REQUIREMENT: Quote the whole listing word for word. Do not include the pictures.

EXERCISE MATERIAL:
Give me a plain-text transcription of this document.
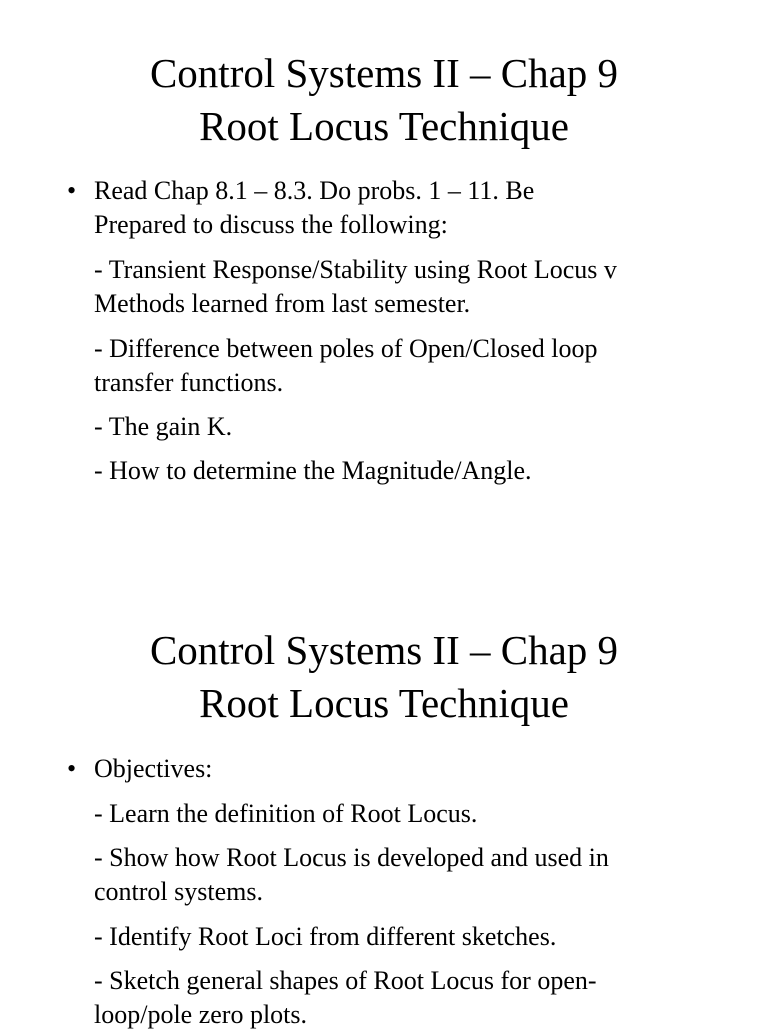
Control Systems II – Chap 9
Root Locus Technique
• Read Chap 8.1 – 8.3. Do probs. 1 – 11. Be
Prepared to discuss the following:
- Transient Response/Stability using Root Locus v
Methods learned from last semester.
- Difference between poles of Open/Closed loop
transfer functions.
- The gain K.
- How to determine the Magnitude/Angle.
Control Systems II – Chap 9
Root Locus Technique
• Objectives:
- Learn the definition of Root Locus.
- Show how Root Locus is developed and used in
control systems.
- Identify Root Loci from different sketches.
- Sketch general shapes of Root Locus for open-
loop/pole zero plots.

FINISHED ANSWER:
Give me a plain-text transcription of this document.
Control Systems II – Chap 9
Root Locus Technique
• Read Chap 8.1 – 8.3. Do probs. 1 – 11. Be
Prepared to discuss the following:
- Transient Response/Stability using Root Locus v
Methods learned from last semester.
- Difference between poles of Open/Closed loop
transfer functions.
- The gain K.
- How to determine the Magnitude/Angle.
Control Systems II – Chap 9
Root Locus Technique
• Objectives:
- Learn the definition of Root Locus.
- Show how Root Locus is developed and used in
control systems.
- Identify Root Loci from different sketches.
- Sketch general shapes of Root Locus for open-
loop/pole zero plots.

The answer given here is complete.